## Task directions
All lines holding the string "marine" are to be shown.

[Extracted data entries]
- - -

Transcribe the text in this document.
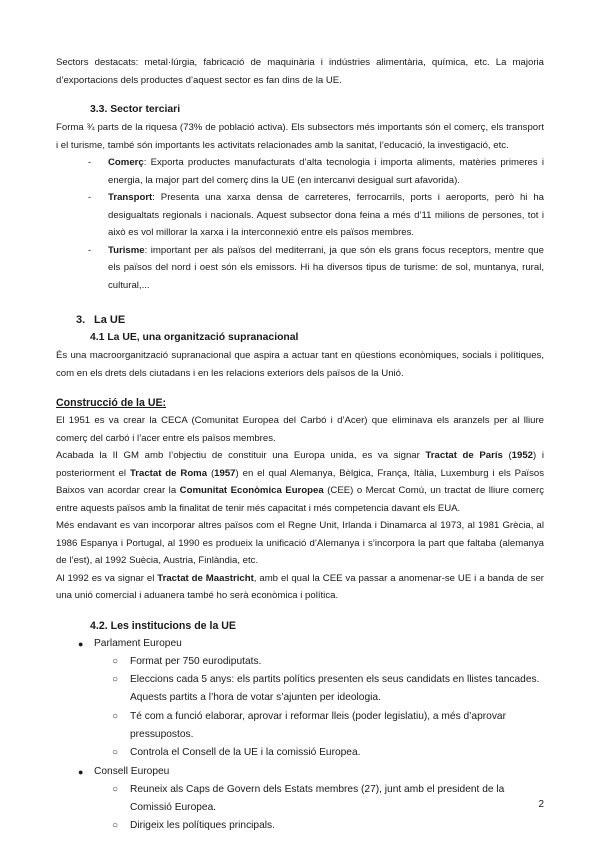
Sectors destacats: metal·lúrgia, fabricació de maquinària i indústries alimentària, química, etc. La majoria d’exportacions dels productes d’aquest sector es fan dins de la UE.

3.3. Sector terciari

Forma ¾ parts de la riquesa (73% de població activa). Els subsectors més importants són el comerç, els transport i el turisme, també són importants les activitats relacionades amb la sanitat, l’educació, la investigació, etc.

- Comerç: Exporta productes manufacturats d’alta tecnologia i importa aliments, matèries primeres i energia, la major part del comerç dins la UE (en intercanvi desigual surt afavorida).
- Transport: Presenta una xarxa densa de carreteres, ferrocarrils, ports i aeroports, però hi ha desigualtats regionals i nacionals. Aquest subsector dona feina a més d’11 milions de persones, tot i això es vol millorar la xarxa i la interconnexió entre els països membres.
- Turisme: important per als països del mediterrani, ja que són els grans focus receptors, mentre que els països del nord i oest són els emissors. Hi ha diversos tipus de turisme: de sol, muntanya, rural, cultural,...
3. La UE
4.1 La UE, una organització supranacional

És una macroorganització supranacional que aspira a actuar tant en qüestions econòmiques, socials i polítiques, com en els drets dels ciutadans i en les relacions exteriors dels països de la Unió.

Construcció de la UE:

El 1951 es va crear la CECA (Comunitat Europea del Carbó i d’Acer) que eliminava els aranzels per al lliure comerç del carbó i l’acer entre els països membres.

Acabada la II GM amb l’objectiu de constituir una Europa unida, es va signar Tractat de París (1952) i posteriorment el Tractat de Roma (1957) en el qual Alemanya, Bèlgica, França, Itàlia, Luxemburg i els Països Baixos van acordar crear la Comunitat Econòmica Europea (CEE) o Mercat Comú, un tractat de lliure comerç entre aquests països amb la finalitat de tenir més capacitat i més competencia davant els EUA.

Més endavant es van incorporar altres països com el Regne Unit, Irlanda i Dinamarca al 1973, al 1981 Grècia, al 1986 Espanya i Portugal, al 1990 es produeix la unificació d’Alemanya i s’incorpora la part que faltaba (alemanya de l’est), al 1992 Suècia, Austria, Finlàndia, etc.

Al 1992 es va signar el Tractat de Maastricht, amb el qual la CEE va passar a anomenar-se UE i a banda de ser una unió comercial i aduanera també ho serà econòmica i política.

4.2. Les institucions de la UE
● Parlament Europeu
○ Format per 750 eurodiputats.
○ Eleccions cada 5 anys: els partits polítics presenten els seus candidats en llistes tancades. Aquests partits a l’hora de votar s’ajunten per ideologia.
○ Té com a funció elaborar, aprovar i reformar lleis (poder legislatiu), a més d’aprovar pressupostos.
○ Controla el Consell de la UE i la comissió Europea.
● Consell Europeu
○ Reuneix als Caps de Govern dels Estats membres (27), junt amb el president de la Comissió Europea.
○ Dirigeix les polítiques principals.
2
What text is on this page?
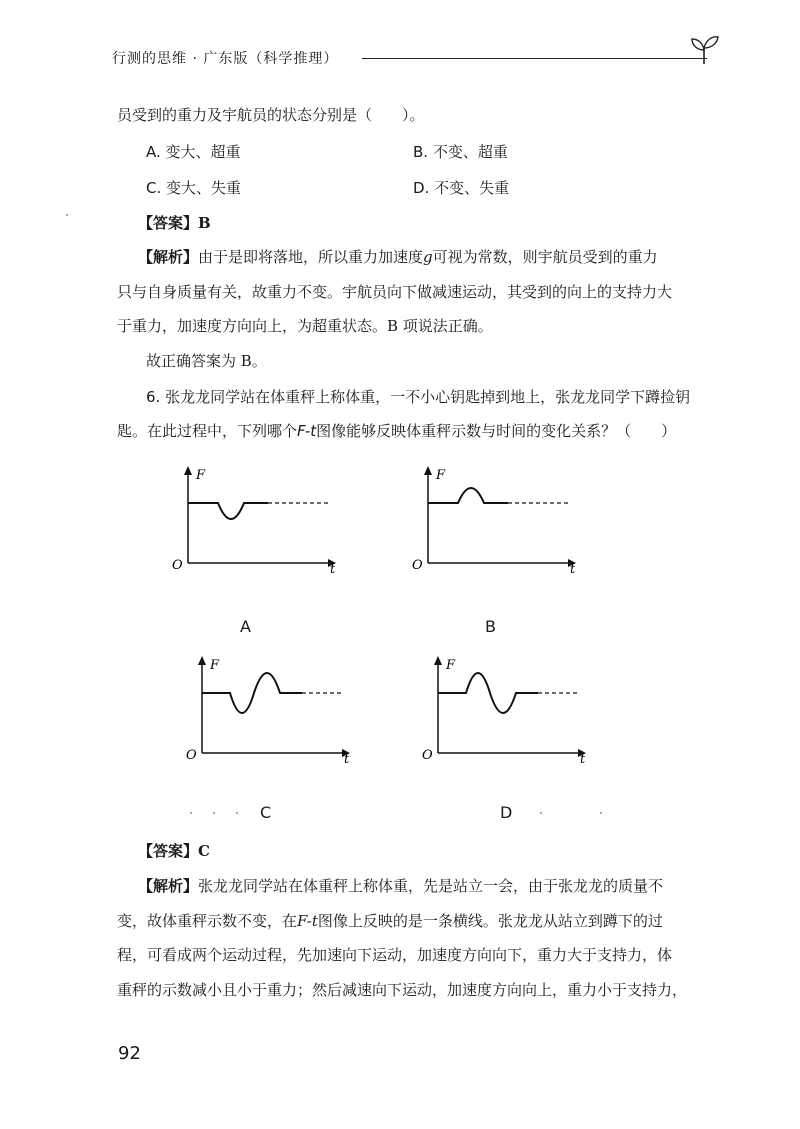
行测的思维 · 广东版（科学推理）

员受到的重力及宇航员的状态分别是（　　）。

A. 变大、超重	B. 不变、超重
C. 变大、失重	D. 不变、失重

【答案】B

【解析】由于是即将落地，所以重力加速度g可视为常数，则宇航员受到的重力

只与自身质量有关，故重力不变。宇航员向下做减速运动，其受到的向上的支持力大

于重力，加速度方向向上，为超重状态。B 项说法正确。

故正确答案为 B。

6. 张龙龙同学站在体重秤上称体重，一不小心钥匙掉到地上，张龙龙同学下蹲捡钥

匙。在此过程中，下列哪个F-t图像能够反映体重秤示数与时间的变化关系？（　　）

F
O	t
A
F
O	t
B
F
O	t
C
F
O	t
D

【答案】C

【解析】张龙龙同学站在体重秤上称体重，先是站立一会，由于张龙龙的质量不

变，故体重秤示数不变，在F-t图像上反映的是一条横线。张龙龙从站立到蹲下的过

程，可看成两个运动过程，先加速向下运动，加速度方向向下，重力大于支持力，体

重秤的示数减小且小于重力；然后减速向下运动，加速度方向向上，重力小于支持力，

92
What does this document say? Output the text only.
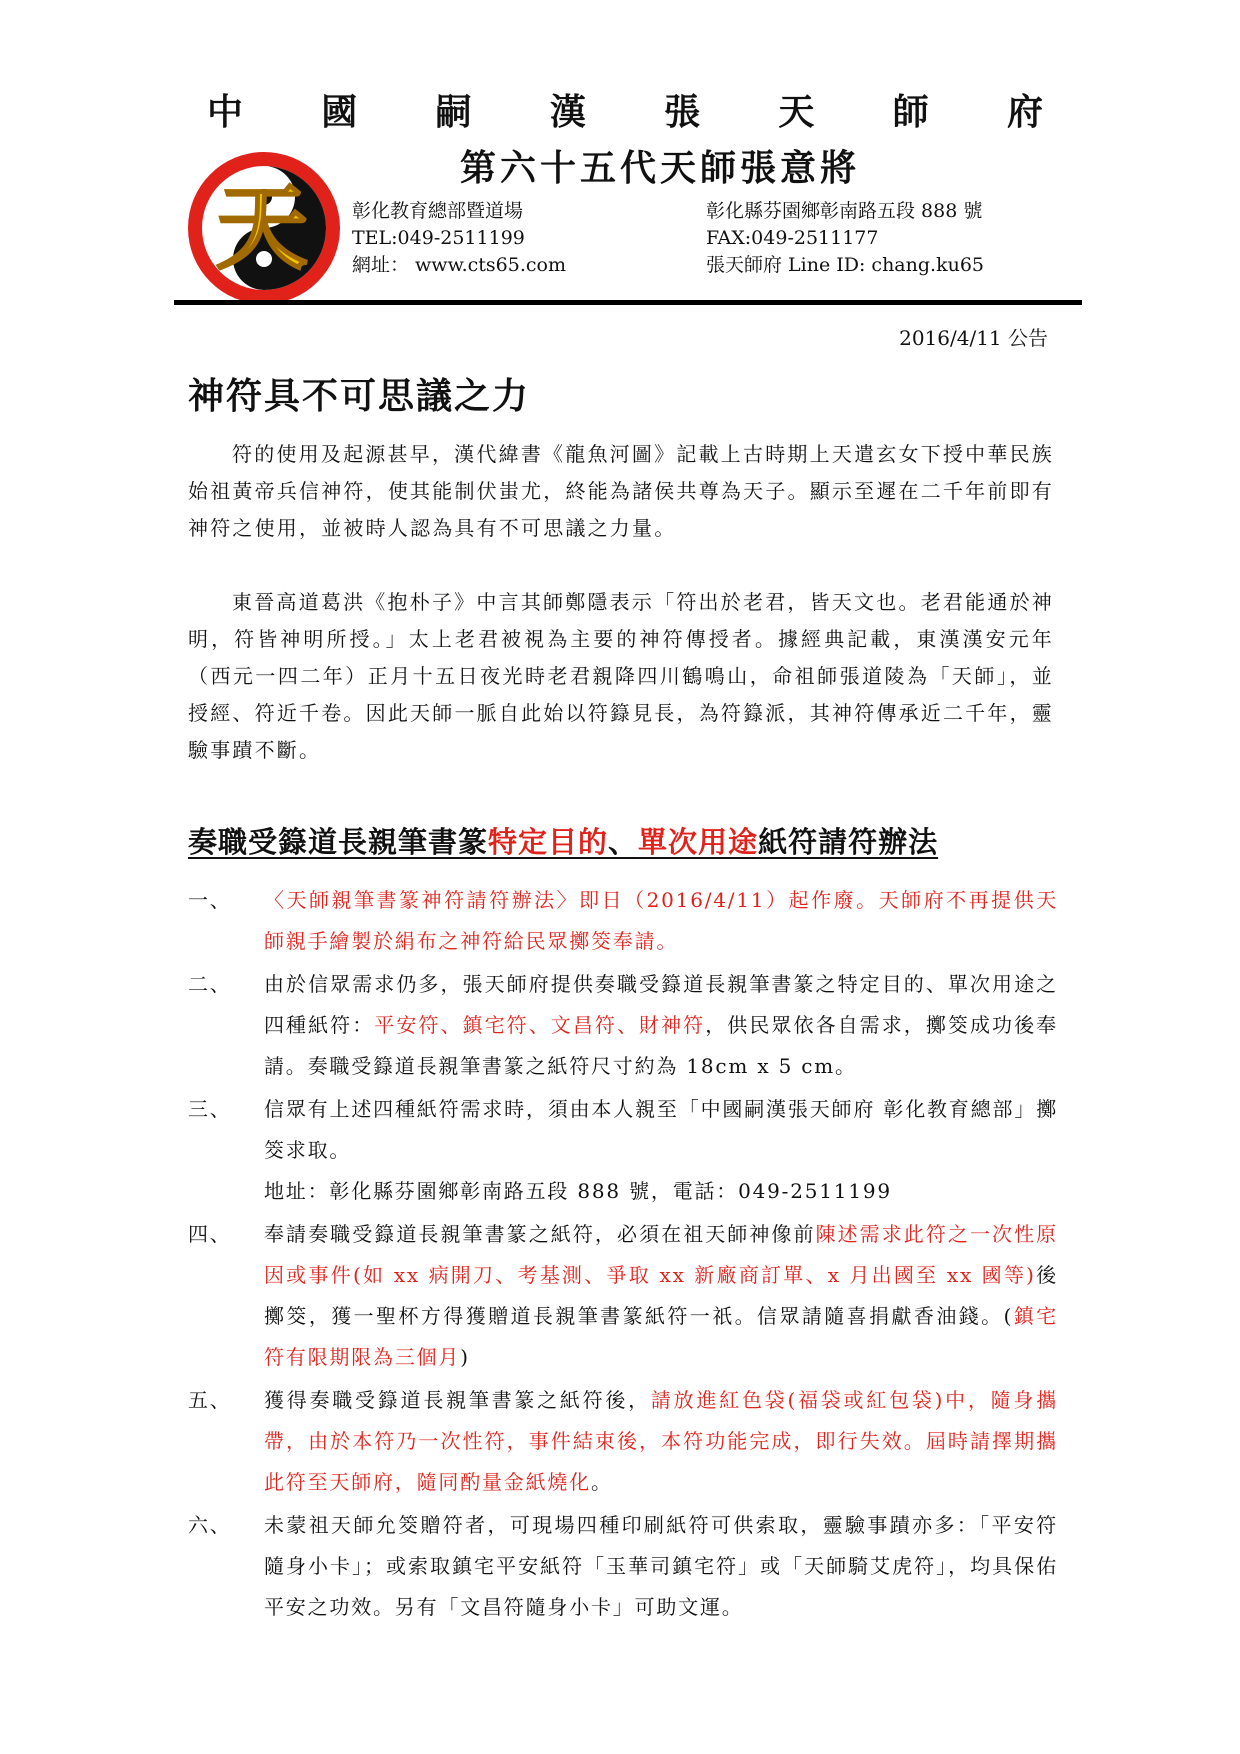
中 國 嗣 漢 張 天 師 府
第六十五代天師張意將
天 彰化教育總部暨道場
TEL:049-2511199
網址： www.cts65.com
彰化縣芬園鄉彰南路五段 888 號
FAX:049-2511177
張天師府 Line ID: chang.ku65
2016/4/11 公告
神符具不可思議之力
符的使用及起源甚早，漢代緯書《龍魚河圖》記載上古時期上天遣玄女下授中華民族始祖黃帝兵信神符，使其能制伏蚩尤，終能為諸侯共尊為天子。顯示至遲在二千年前即有神符之使用，並被時人認為具有不可思議之力量。
東晉高道葛洪《抱朴子》中言其師鄭隱表示「符出於老君，皆天文也。老君能通於神明，符皆神明所授。」太上老君被視為主要的神符傳授者。據經典記載，東漢漢安元年（西元一四二年）正月十五日夜光時老君親降四川鶴鳴山，命祖師張道陵為「天師」，並授經、符近千卷。因此天師一脈自此始以符籙見長，為符籙派，其神符傳承近二千年，靈驗事蹟不斷。
奏職受籙道長親筆書篆特定目的、單次用途紙符請符辦法
一、	〈天師親筆書篆神符請符辦法〉即日（2016/4/11）起作廢。天師府不再提供天師親手繪製於絹布之神符給民眾擲筊奉請。
二、	由於信眾需求仍多，張天師府提供奏職受籙道長親筆書篆之特定目的、單次用途之四種紙符：平安符、鎮宅符、文昌符、財神符，供民眾依各自需求，擲筊成功後奉請。奏職受籙道長親筆書篆之紙符尺寸約為 18cm x 5 cm。
三、	信眾有上述四種紙符需求時，須由本人親至「中國嗣漢張天師府 彰化教育總部」擲筊求取。
地址：彰化縣芬園鄉彰南路五段 888 號，電話：049-2511199
四、	奉請奏職受籙道長親筆書篆之紙符，必須在祖天師神像前陳述需求此符之一次性原因或事件(如 xx 病開刀、考基測、爭取 xx 新廠商訂單、x 月出國至 xx 國等)後擲筊，獲一聖杯方得獲贈道長親筆書篆紙符一祇。信眾請隨喜捐獻香油錢。(鎮宅符有限期限為三個月)
五、	獲得奏職受籙道長親筆書篆之紙符後，請放進紅色袋(福袋或紅包袋)中，隨身攜帶，由於本符乃一次性符，事件結束後，本符功能完成，即行失效。屆時請擇期攜此符至天師府，隨同酌量金紙燒化。
六、	未蒙祖天師允筊贈符者，可現場四種印刷紙符可供索取，靈驗事蹟亦多：「平安符隨身小卡」；或索取鎮宅平安紙符「玉華司鎮宅符」或「天師騎艾虎符」，均具保佑平安之功效。另有「文昌符隨身小卡」可助文運。
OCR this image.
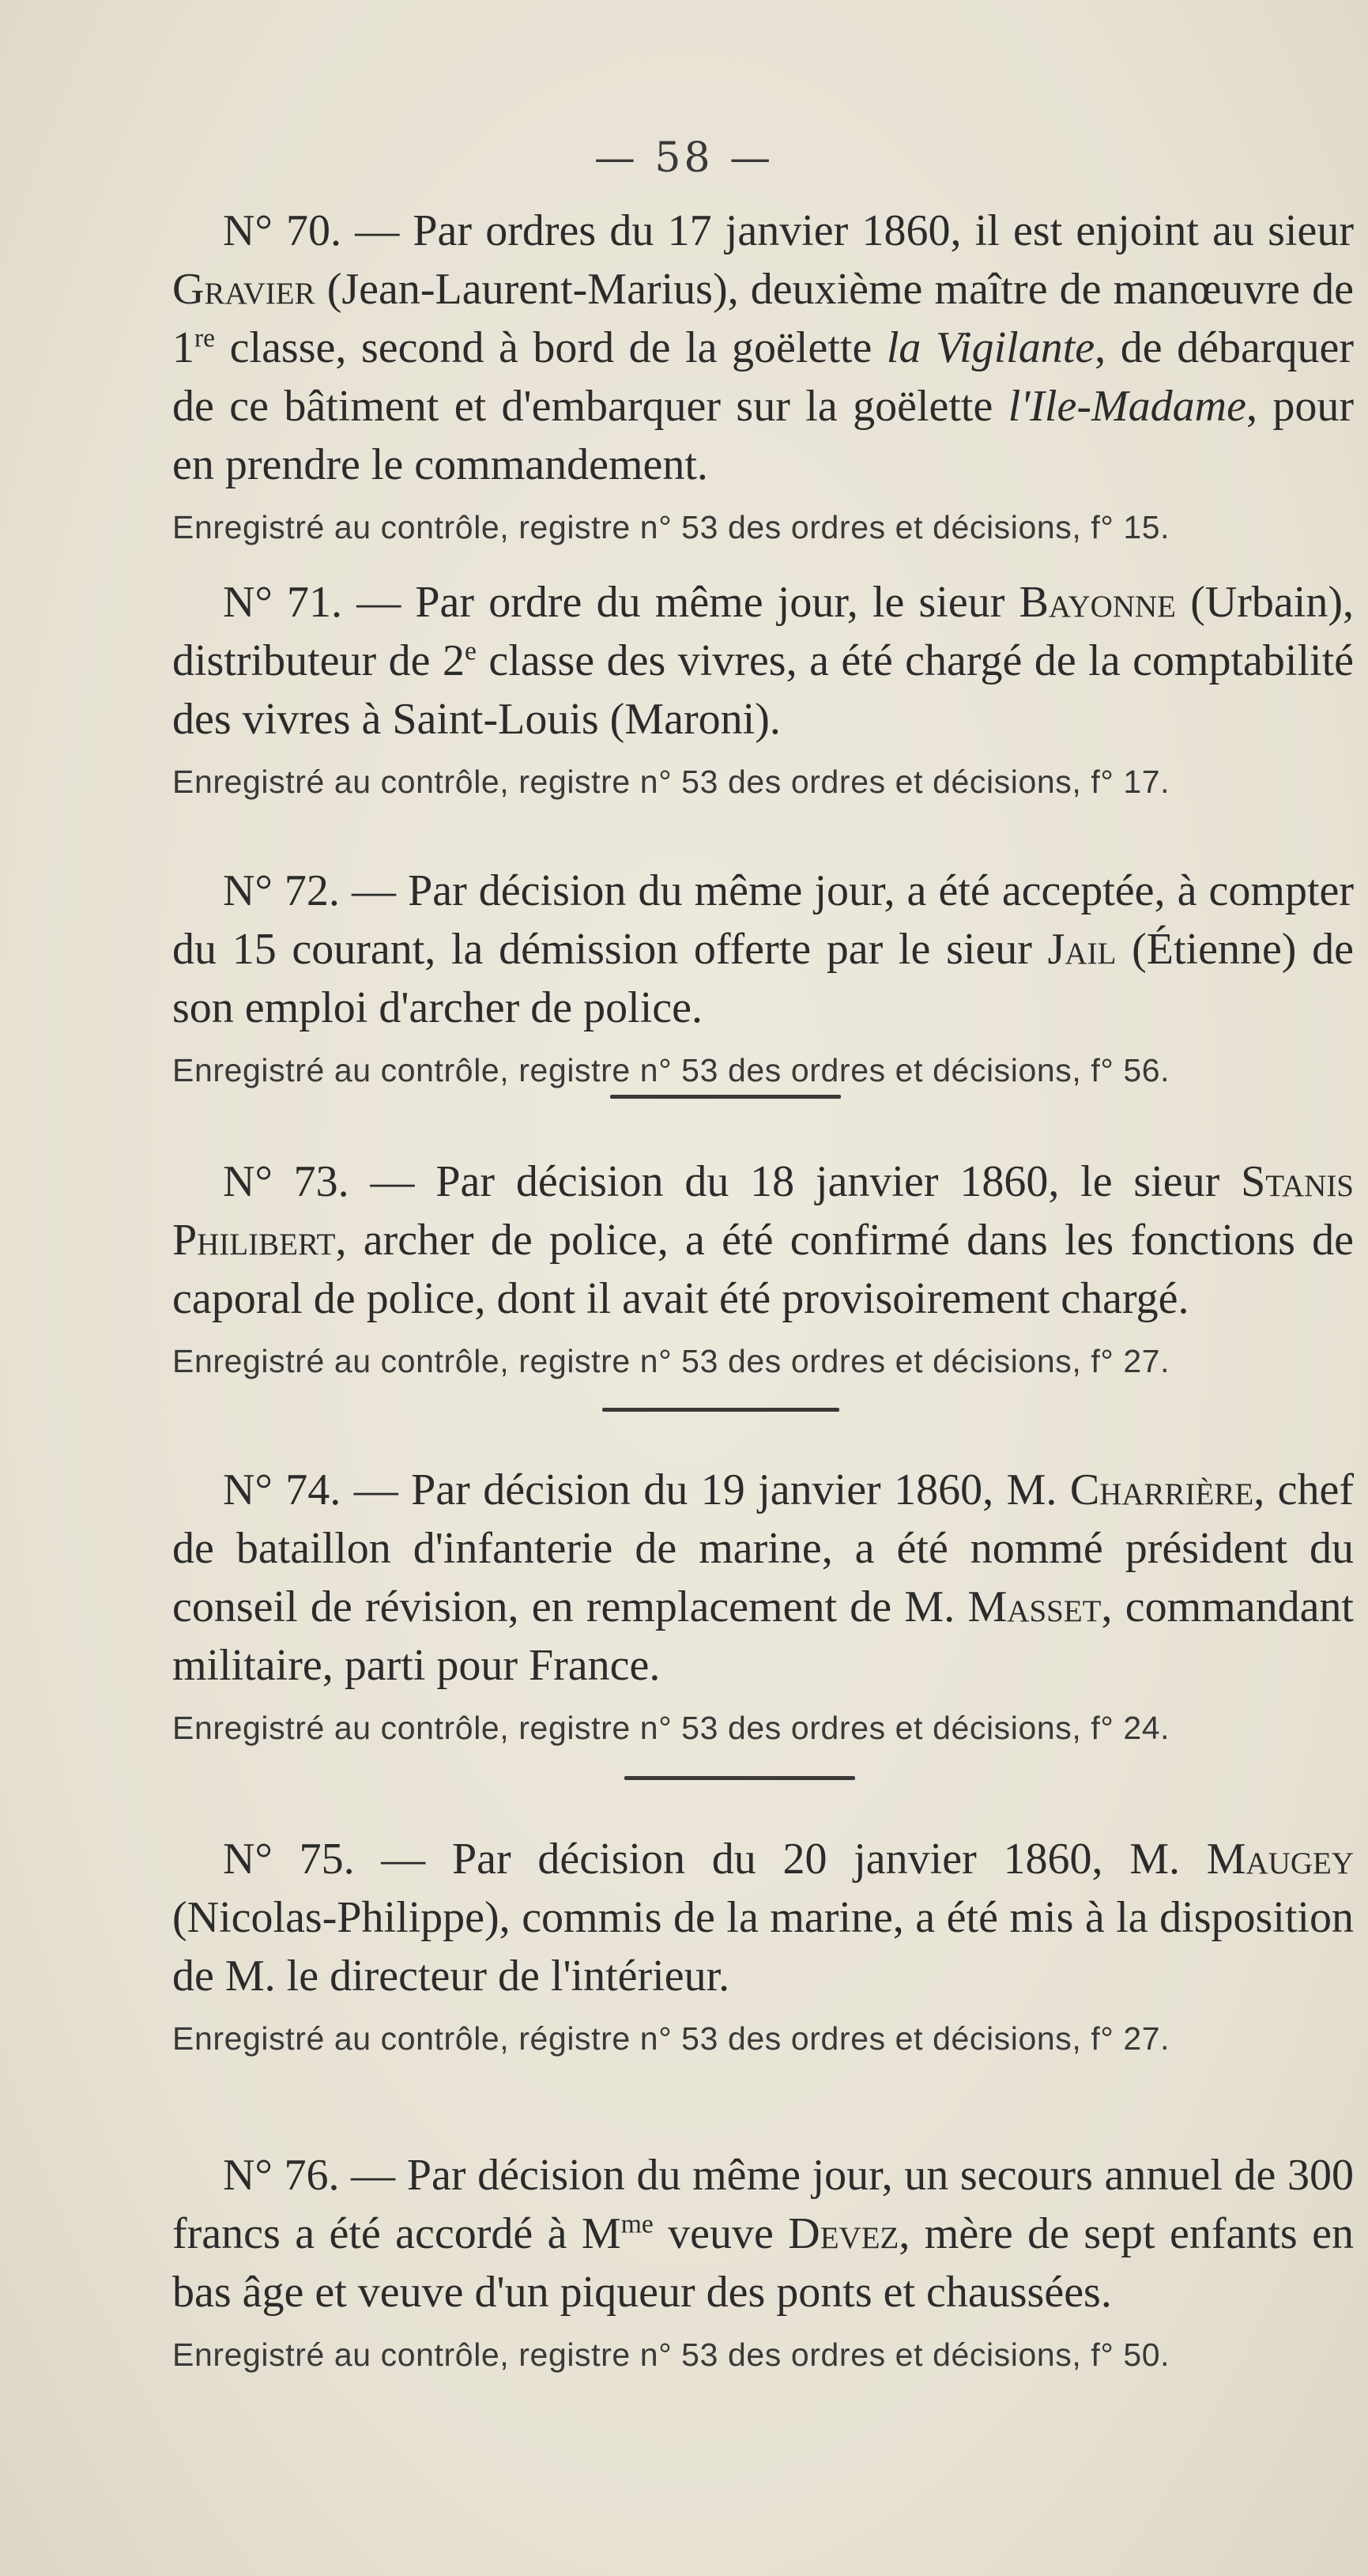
— 58 —

N° 70. — Par ordres du 17 janvier 1860, il est enjoint au sieur Gravier (Jean-Laurent-Marius), deuxième maître de manœuvre de 1re classe, second à bord de la goëlette la Vigilante, de débarquer de ce bâtiment et d'embarquer sur la goëlette l'Ile-Madame, pour en prendre le commandement.

Enregistré au contrôle, registre n° 53 des ordres et décisions, f° 15.

N° 71. — Par ordre du même jour, le sieur Bayonne (Urbain), distributeur de 2e classe des vivres, a été chargé de la comptabilité des vivres à Saint-Louis (Maroni).

Enregistré au contrôle, registre n° 53 des ordres et décisions, f° 17.

N° 72. — Par décision du même jour, a été acceptée, à compter du 15 courant, la démission offerte par le sieur Jail (Étienne) de son emploi d'archer de police.

Enregistré au contrôle, registre n° 53 des ordres et décisions, f° 56.

N° 73. — Par décision du 18 janvier 1860, le sieur Stanis Philibert, archer de police, a été confirmé dans les fonctions de caporal de police, dont il avait été provisoirement chargé.

Enregistré au contrôle, registre n° 53 des ordres et décisions, f° 27.

N° 74. — Par décision du 19 janvier 1860, M. Charrière, chef de bataillon d'infanterie de marine, a été nommé président du conseil de révision, en remplacement de M. Masset, commandant militaire, parti pour France.

Enregistré au contrôle, registre n° 53 des ordres et décisions, f° 24.

N° 75. — Par décision du 20 janvier 1860, M. Maugey (Nicolas-Philippe), commis de la marine, a été mis à la disposition de M. le directeur de l'intérieur.

Enregistré au contrôle, régistre n° 53 des ordres et décisions, f° 27.

N° 76. — Par décision du même jour, un secours annuel de 300 francs a été accordé à $M^{me}$ veuve Devez, mère de sept enfants en bas âge et veuve d'un piqueur des ponts et chaussées.

Enregistré au contrôle, registre n° 53 des ordres et décisions, f° 50.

- - -

## Completed task
N° 74. — Par décision du 19 janvier 1860, M. Charrière, chef de bataillon d'infanterie de marine, a été nommé président du conseil de révision, en remplacement de M. Masset, commandant militaire, parti pour France.
N° 75. — Par décision du 20 janvier 1860, M. Maugey (Nicolas-Philippe), commis de la marine, a été mis à la disposition de M. le directeur de l'intérieur.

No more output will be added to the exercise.